--- Data in this exercise ---

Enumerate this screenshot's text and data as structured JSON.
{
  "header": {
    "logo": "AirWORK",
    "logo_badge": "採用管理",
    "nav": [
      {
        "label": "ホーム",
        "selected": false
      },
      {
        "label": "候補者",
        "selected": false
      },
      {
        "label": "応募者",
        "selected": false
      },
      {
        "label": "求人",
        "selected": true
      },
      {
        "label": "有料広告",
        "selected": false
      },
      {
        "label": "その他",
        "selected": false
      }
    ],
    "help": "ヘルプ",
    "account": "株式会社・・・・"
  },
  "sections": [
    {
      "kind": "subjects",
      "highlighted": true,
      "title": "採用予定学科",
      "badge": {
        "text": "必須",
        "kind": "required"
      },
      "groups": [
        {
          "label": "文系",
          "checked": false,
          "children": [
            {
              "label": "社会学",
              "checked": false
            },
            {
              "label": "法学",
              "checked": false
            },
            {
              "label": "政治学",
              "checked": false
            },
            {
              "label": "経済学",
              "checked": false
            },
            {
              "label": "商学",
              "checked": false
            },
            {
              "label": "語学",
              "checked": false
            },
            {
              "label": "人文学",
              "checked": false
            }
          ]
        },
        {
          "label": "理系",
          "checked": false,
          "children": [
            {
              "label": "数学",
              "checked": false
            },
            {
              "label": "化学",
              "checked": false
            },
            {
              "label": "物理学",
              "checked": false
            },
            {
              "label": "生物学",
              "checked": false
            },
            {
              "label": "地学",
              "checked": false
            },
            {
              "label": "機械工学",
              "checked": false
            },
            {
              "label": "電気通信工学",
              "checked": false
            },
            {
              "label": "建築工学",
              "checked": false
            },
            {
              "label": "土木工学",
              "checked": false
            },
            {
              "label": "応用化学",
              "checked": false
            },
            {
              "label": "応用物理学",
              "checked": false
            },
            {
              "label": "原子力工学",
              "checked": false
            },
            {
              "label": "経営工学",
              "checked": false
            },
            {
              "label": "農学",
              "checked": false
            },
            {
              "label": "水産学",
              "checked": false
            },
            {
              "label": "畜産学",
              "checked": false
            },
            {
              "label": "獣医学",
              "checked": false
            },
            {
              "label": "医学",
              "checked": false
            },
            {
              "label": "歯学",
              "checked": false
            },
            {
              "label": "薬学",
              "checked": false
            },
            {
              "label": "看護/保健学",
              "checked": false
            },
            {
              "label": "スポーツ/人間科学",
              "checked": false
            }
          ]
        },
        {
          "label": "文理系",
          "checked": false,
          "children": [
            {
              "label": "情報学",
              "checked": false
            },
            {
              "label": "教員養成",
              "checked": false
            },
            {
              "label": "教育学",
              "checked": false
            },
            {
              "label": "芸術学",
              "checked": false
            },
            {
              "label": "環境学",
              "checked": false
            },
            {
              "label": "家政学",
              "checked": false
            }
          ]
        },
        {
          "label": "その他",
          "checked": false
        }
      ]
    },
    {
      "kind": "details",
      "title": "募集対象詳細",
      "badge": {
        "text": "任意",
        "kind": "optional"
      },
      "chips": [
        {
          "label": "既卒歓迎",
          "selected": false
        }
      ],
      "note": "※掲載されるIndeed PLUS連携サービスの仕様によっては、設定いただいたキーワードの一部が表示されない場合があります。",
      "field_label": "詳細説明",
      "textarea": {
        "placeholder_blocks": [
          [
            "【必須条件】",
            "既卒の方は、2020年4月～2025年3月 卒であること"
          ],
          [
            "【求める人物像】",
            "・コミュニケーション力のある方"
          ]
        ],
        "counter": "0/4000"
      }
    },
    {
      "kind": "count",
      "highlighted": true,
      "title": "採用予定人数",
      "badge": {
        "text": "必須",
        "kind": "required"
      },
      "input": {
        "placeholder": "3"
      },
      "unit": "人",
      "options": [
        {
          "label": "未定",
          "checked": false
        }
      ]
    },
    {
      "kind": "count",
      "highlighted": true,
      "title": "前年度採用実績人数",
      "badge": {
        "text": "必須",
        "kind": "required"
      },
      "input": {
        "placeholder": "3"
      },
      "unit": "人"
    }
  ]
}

---

*Task*. Repeat each record exactly, leaving nothing out.

*Correct answer*.
Enumerate this screenshot's text and data as structured JSON.
{
  "header": {
    "logo": "AirWORK",
    "logo_badge": "採用管理",
    "nav": [
      {
        "label": "ホーム",
        "selected": false
      },
      {
        "label": "候補者",
        "selected": false
      },
      {
        "label": "応募者",
        "selected": false
      },
      {
        "label": "求人",
        "selected": true
      },
      {
        "label": "有料広告",
        "selected": false
      },
      {
        "label": "その他",
        "selected": false
      }
    ],
    "help": "ヘルプ",
    "account": "株式会社・・・・"
  },
  "sections": [
    {
      "kind": "subjects",
      "highlighted": true,
      "title": "採用予定学科",
      "badge": {
        "text": "必須",
        "kind": "required"
      },
      "groups": [
        {
          "label": "文系",
          "checked": false,
          "children": [
            {
              "label": "社会学",
              "checked": false
            },
            {
              "label": "法学",
              "checked": false
            },
            {
              "label": "政治学",
              "checked": false
            },
            {
              "label": "経済学",
              "checked": false
            },
            {
              "label": "商学",
              "checked": false
            },
            {
              "label": "語学",
              "checked": false
            },
            {
              "label": "人文学",
              "checked": false
            }
          ]
        },
        {
          "label": "理系",
          "checked": false,
          "children": [
            {
              "label": "数学",
              "checked": false
            },
            {
              "label": "化学",
              "checked": false
            },
            {
              "label": "物理学",
              "checked": false
            },
            {
              "label": "生物学",
              "checked": false
            },
            {
              "label": "地学",
              "checked": false
            },
            {
              "label": "機械工学",
              "checked": false
            },
            {
              "label": "電気通信工学",
              "checked": false
            },
            {
              "label": "建築工学",
              "checked": false
            },
            {
              "label": "土木工学",
              "checked": false
            },
            {
              "label": "応用化学",
              "checked": false
            },
            {
              "label": "応用物理学",
              "checked": false
            },
            {
              "label": "原子力工学",
              "checked": false
            },
            {
              "label": "経営工学",
              "checked": false
            },
            {
              "label": "農学",
              "checked": false
            },
            {
              "label": "水産学",
              "checked": false
            },
            {
              "label": "畜産学",
              "checked": false
            },
            {
              "label": "獣医学",
              "checked": false
            },
            {
              "label": "医学",
              "checked": false
            },
            {
              "label": "歯学",
              "checked": false
            },
            {
              "label": "薬学",
              "checked": false
            },
            {
              "label": "看護/保健学",
              "checked": false
            },
            {
              "label": "スポーツ/人間科学",
              "checked": false
            }
          ]
        },
        {
          "label": "文理系",
          "checked": false,
          "children": [
            {
              "label": "情報学",
              "checked": false
            },
            {
              "label": "教員養成",
              "checked": false
            },
            {
              "label": "教育学",
              "checked": false
            },
            {
              "label": "芸術学",
              "checked": false
            },
            {
              "label": "環境学",
              "checked": false
            },
            {
              "label": "家政学",
              "checked": false
            }
          ]
        },
        {
          "label": "その他",
          "checked": false
        }
      ]
    },
    {
      "kind": "details",
      "title": "募集対象詳細",
      "badge": {
        "text": "任意",
        "kind": "optional"
      },
      "chips": [
        {
          "label": "既卒歓迎",
          "selected": false
        }
      ],
      "note": "※掲載されるIndeed PLUS連携サービスの仕様によっては、設定いただいたキーワードの一部が表示されない場合があります。",
      "field_label": "詳細説明",
      "textarea": {
        "placeholder_blocks": [
          [
            "【必須条件】",
            "既卒の方は、2020年4月～2025年3月 卒であること"
          ],
          [
            "【求める人物像】",
            "・コミュニケーション力のある方"
          ]
        ],
        "counter": "0/4000"
      }
    },
    {
      "kind": "count",
      "highlighted": true,
      "title": "採用予定人数",
      "badge": {
        "text": "必須",
        "kind": "required"
      },
      "input": {
        "placeholder": "3"
      },
      "unit": "人",
      "options": [
        {
          "label": "未定",
          "checked": false
        }
      ]
    },
    {
      "kind": "count",
      "highlighted": true,
      "title": "前年度採用実績人数",
      "badge": {
        "text": "必須",
        "kind": "required"
      },
      "input": {
        "placeholder": "3"
      },
      "unit": "人"
    }
  ]
}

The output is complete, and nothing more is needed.